• _Aim_
Which lines below hold the word "mais"? Report each one.

Records from a collection of figures
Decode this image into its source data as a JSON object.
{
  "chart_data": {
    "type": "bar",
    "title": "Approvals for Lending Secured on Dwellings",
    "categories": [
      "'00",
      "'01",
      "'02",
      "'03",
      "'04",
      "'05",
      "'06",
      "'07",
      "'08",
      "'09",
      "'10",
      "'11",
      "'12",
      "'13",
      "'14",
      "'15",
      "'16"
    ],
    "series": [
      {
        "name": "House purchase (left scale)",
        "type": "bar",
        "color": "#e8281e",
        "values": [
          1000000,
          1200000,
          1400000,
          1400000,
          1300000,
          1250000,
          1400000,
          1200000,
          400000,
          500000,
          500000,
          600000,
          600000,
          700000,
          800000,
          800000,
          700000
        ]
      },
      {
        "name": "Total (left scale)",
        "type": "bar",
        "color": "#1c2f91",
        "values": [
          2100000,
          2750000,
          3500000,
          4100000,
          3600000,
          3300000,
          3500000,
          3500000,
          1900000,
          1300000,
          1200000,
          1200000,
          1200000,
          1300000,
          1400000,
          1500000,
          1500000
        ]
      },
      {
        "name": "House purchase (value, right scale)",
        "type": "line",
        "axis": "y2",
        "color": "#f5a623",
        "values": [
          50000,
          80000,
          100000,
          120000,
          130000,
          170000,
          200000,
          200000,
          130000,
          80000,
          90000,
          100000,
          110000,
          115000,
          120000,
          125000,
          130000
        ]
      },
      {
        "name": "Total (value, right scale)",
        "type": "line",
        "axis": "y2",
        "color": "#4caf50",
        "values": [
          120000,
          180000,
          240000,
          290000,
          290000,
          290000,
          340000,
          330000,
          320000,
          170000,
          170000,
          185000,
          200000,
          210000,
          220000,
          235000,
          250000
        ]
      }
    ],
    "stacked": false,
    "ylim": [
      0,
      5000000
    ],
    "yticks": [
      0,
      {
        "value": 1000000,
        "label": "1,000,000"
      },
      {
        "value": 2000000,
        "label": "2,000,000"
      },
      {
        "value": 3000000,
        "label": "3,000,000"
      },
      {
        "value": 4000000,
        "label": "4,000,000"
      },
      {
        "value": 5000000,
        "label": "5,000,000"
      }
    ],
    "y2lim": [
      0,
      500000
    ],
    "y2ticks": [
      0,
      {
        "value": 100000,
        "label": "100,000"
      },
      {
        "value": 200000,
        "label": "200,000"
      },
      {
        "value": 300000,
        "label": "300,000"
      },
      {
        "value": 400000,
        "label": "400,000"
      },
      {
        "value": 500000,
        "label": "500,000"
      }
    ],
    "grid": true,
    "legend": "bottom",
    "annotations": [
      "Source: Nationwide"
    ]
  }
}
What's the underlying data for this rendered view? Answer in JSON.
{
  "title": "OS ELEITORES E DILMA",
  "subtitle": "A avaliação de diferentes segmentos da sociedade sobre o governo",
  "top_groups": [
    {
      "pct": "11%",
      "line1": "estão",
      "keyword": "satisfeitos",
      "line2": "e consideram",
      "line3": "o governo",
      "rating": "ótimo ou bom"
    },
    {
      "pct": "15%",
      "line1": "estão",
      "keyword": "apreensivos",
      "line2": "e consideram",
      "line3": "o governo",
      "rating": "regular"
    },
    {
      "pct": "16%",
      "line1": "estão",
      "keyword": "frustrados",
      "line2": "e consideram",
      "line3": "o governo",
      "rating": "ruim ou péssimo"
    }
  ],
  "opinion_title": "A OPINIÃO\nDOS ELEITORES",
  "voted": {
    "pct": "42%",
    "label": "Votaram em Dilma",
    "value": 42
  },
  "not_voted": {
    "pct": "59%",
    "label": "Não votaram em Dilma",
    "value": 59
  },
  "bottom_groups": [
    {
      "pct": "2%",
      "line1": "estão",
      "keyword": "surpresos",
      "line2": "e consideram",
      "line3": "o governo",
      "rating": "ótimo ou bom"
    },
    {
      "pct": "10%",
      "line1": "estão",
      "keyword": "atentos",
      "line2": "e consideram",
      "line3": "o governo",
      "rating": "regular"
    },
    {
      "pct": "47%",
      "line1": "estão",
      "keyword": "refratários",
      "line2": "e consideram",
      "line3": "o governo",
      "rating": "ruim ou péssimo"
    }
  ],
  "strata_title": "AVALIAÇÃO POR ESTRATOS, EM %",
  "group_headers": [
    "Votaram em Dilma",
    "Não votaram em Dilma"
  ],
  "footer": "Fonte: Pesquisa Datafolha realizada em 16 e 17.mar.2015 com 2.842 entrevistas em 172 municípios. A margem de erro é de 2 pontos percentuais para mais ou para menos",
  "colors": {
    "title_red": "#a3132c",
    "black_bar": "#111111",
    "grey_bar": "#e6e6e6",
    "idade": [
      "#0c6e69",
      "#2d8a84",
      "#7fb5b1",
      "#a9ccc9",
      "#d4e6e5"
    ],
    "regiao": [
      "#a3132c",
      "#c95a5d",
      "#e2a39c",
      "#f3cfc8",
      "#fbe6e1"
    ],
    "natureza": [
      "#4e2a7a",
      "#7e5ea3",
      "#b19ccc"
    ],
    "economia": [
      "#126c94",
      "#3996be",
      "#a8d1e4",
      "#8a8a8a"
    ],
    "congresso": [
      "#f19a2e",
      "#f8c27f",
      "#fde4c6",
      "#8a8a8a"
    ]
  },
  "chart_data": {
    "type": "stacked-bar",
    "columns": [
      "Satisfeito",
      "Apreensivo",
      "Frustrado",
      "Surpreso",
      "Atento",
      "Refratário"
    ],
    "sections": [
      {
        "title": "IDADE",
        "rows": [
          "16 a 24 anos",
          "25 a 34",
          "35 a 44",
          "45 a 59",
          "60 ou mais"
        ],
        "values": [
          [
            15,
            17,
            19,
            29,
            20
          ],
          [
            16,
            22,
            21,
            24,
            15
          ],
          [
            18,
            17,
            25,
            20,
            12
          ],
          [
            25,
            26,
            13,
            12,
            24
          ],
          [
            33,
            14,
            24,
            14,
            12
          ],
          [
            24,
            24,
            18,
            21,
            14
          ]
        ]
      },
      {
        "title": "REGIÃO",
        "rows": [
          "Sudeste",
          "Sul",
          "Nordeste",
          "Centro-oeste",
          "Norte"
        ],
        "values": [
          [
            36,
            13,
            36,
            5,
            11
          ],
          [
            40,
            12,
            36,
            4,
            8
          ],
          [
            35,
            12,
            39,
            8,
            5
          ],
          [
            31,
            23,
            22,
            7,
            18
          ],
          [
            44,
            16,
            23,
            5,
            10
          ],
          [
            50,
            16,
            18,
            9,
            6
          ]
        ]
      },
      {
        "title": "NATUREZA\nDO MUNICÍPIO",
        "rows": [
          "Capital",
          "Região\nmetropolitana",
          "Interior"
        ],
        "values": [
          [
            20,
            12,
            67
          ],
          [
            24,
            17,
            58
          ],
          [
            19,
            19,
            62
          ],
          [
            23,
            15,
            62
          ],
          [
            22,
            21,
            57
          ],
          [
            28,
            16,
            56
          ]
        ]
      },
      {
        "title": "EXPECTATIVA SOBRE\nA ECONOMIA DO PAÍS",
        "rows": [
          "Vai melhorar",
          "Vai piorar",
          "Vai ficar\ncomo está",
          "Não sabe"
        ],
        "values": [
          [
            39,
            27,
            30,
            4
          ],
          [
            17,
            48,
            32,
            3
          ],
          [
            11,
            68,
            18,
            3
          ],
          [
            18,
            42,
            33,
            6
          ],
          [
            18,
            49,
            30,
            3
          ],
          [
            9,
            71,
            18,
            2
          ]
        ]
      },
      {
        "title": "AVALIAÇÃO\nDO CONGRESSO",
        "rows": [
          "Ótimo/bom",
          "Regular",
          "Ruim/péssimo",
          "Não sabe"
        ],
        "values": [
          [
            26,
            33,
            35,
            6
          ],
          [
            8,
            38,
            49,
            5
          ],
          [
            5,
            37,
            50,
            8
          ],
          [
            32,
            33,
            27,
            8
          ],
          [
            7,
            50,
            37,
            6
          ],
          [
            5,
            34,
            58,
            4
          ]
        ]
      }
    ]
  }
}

• _Problem solution_
  "footer": "Fonte: Pesquisa Datafolha realizada em 16 e 17.mar.2015 com 2.842 entrevistas em 172 municípios. A margem de erro é de 2 pontos percentuais para mais ou para menos",
          "60 ou mais"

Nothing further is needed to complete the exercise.